◆ TASK DIRECTIONS ◆
Print, exactly and completely, every entry in the data.

Items from a dataset
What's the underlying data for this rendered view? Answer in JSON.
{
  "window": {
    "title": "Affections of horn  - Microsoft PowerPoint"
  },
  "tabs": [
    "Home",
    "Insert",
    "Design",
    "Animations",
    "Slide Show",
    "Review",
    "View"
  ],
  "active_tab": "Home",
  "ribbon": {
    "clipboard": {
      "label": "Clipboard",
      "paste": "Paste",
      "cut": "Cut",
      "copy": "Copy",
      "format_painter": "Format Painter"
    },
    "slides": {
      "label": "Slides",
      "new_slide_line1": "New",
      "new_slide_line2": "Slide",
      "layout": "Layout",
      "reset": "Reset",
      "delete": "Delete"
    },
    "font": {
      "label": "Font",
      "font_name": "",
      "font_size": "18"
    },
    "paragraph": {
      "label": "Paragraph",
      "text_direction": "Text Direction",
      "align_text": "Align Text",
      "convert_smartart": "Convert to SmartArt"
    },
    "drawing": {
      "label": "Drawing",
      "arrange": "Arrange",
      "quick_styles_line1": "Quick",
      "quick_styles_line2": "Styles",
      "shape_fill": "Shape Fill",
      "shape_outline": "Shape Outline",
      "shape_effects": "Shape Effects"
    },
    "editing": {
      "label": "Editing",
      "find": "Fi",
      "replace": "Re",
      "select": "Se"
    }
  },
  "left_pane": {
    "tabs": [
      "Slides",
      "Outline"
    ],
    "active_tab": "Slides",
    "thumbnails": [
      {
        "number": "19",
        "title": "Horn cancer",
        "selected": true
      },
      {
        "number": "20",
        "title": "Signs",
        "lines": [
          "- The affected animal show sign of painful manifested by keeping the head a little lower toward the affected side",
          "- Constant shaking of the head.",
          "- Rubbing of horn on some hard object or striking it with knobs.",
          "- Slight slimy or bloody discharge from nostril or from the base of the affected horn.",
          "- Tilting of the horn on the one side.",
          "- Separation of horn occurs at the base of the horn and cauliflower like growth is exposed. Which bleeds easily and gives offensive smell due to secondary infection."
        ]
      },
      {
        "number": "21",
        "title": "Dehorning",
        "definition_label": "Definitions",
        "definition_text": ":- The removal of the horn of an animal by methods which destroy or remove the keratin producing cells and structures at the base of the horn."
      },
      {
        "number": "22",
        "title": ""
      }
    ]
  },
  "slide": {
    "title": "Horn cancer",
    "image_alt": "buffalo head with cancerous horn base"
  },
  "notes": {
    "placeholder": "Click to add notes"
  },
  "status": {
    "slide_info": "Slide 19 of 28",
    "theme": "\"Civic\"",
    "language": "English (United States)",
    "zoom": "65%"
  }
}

◆ WRITTEN ANSWER ◆
What's the underlying data for this rendered view? Answer in JSON.
{
  "window": {
    "title": "Affections of horn  - Microsoft PowerPoint"
  },
  "tabs": [
    "Home",
    "Insert",
    "Design",
    "Animations",
    "Slide Show",
    "Review",
    "View"
  ],
  "active_tab": "Home",
  "ribbon": {
    "clipboard": {
      "label": "Clipboard",
      "paste": "Paste",
      "cut": "Cut",
      "copy": "Copy",
      "format_painter": "Format Painter"
    },
    "slides": {
      "label": "Slides",
      "new_slide_line1": "New",
      "new_slide_line2": "Slide",
      "layout": "Layout",
      "reset": "Reset",
      "delete": "Delete"
    },
    "font": {
      "label": "Font",
      "font_name": "",
      "font_size": "18"
    },
    "paragraph": {
      "label": "Paragraph",
      "text_direction": "Text Direction",
      "align_text": "Align Text",
      "convert_smartart": "Convert to SmartArt"
    },
    "drawing": {
      "label": "Drawing",
      "arrange": "Arrange",
      "quick_styles_line1": "Quick",
      "quick_styles_line2": "Styles",
      "shape_fill": "Shape Fill",
      "shape_outline": "Shape Outline",
      "shape_effects": "Shape Effects"
    },
    "editing": {
      "label": "Editing",
      "find": "Fi",
      "replace": "Re",
      "select": "Se"
    }
  },
  "left_pane": {
    "tabs": [
      "Slides",
      "Outline"
    ],
    "active_tab": "Slides",
    "thumbnails": [
      {
        "number": "19",
        "title": "Horn cancer",
        "selected": true
      },
      {
        "number": "20",
        "title": "Signs",
        "lines": [
          "- The affected animal show sign of painful manifested by keeping the head a little lower toward the affected side",
          "- Constant shaking of the head.",
          "- Rubbing of horn on some hard object or striking it with knobs.",
          "- Slight slimy or bloody discharge from nostril or from the base of the affected horn.",
          "- Tilting of the horn on the one side.",
          "- Separation of horn occurs at the base of the horn and cauliflower like growth is exposed. Which bleeds easily and gives offensive smell due to secondary infection."
        ]
      },
      {
        "number": "21",
        "title": "Dehorning",
        "definition_label": "Definitions",
        "definition_text": ":- The removal of the horn of an animal by methods which destroy or remove the keratin producing cells and structures at the base of the horn."
      },
      {
        "number": "22",
        "title": ""
      }
    ]
  },
  "slide": {
    "title": "Horn cancer",
    "image_alt": "buffalo head with cancerous horn base"
  },
  "notes": {
    "placeholder": "Click to add notes"
  },
  "status": {
    "slide_info": "Slide 19 of 28",
    "theme": "\"Civic\"",
    "language": "English (United States)",
    "zoom": "65%"
  }
}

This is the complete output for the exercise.